__Challenge__
Collect every line in the records below that contains the word "input".

(Extracted data entries)

☆ ☆ ☆ ☆

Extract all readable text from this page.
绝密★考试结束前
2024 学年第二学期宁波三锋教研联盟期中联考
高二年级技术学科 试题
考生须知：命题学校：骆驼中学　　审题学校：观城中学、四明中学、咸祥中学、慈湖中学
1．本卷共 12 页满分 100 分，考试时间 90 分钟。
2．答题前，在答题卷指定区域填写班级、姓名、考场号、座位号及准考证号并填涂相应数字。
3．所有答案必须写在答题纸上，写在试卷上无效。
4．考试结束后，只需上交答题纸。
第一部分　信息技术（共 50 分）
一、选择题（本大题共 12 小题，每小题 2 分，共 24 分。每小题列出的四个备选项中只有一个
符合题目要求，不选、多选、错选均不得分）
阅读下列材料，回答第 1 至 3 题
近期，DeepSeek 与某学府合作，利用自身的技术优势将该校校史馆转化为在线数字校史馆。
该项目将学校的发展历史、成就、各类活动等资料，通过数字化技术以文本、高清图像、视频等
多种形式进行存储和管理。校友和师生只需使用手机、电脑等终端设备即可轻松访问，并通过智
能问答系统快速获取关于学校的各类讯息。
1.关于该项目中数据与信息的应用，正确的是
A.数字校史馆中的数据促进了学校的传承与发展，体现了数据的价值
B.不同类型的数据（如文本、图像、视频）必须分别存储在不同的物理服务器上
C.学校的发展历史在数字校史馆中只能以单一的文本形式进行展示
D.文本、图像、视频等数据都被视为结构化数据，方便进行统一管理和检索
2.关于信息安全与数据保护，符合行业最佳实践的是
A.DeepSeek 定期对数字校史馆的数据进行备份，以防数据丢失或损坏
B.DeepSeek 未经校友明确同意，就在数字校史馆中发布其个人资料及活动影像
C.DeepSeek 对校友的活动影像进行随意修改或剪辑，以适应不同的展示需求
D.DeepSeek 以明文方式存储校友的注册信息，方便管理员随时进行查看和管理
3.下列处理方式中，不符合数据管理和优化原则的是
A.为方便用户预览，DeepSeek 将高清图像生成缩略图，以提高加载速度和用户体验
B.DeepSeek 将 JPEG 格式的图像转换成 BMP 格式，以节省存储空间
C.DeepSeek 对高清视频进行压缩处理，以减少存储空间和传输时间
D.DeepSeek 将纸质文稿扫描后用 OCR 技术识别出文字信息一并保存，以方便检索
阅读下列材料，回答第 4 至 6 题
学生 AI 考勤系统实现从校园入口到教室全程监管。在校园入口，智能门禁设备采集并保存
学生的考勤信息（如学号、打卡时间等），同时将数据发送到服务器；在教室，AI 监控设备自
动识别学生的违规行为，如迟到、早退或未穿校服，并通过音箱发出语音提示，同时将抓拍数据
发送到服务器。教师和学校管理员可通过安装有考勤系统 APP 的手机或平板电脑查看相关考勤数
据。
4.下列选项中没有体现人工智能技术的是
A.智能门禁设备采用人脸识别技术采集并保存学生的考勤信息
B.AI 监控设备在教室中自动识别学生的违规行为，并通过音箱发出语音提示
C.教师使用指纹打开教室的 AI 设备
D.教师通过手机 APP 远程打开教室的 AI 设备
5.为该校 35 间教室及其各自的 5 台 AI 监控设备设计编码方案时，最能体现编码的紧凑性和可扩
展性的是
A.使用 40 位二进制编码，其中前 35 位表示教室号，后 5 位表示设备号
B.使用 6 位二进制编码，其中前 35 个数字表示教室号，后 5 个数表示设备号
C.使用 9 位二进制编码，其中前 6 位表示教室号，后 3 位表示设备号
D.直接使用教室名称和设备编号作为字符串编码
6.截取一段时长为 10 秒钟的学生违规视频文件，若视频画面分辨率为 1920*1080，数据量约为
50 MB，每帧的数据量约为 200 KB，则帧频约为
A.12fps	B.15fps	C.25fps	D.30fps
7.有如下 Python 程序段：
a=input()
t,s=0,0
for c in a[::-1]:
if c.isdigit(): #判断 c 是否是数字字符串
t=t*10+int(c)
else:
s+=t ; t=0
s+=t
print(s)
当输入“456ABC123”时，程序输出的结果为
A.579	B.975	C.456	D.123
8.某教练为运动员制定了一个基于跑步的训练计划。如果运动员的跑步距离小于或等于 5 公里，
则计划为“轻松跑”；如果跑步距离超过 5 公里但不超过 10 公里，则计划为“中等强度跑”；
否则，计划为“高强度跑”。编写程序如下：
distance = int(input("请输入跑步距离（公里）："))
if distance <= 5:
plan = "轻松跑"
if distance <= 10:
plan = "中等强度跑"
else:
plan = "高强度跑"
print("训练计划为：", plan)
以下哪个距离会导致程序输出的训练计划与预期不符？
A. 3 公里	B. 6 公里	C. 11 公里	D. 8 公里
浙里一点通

☆ ☆ ☆ ☆

__The answer__
a=input()
distance = int(input("请输入跑步距离（公里）："))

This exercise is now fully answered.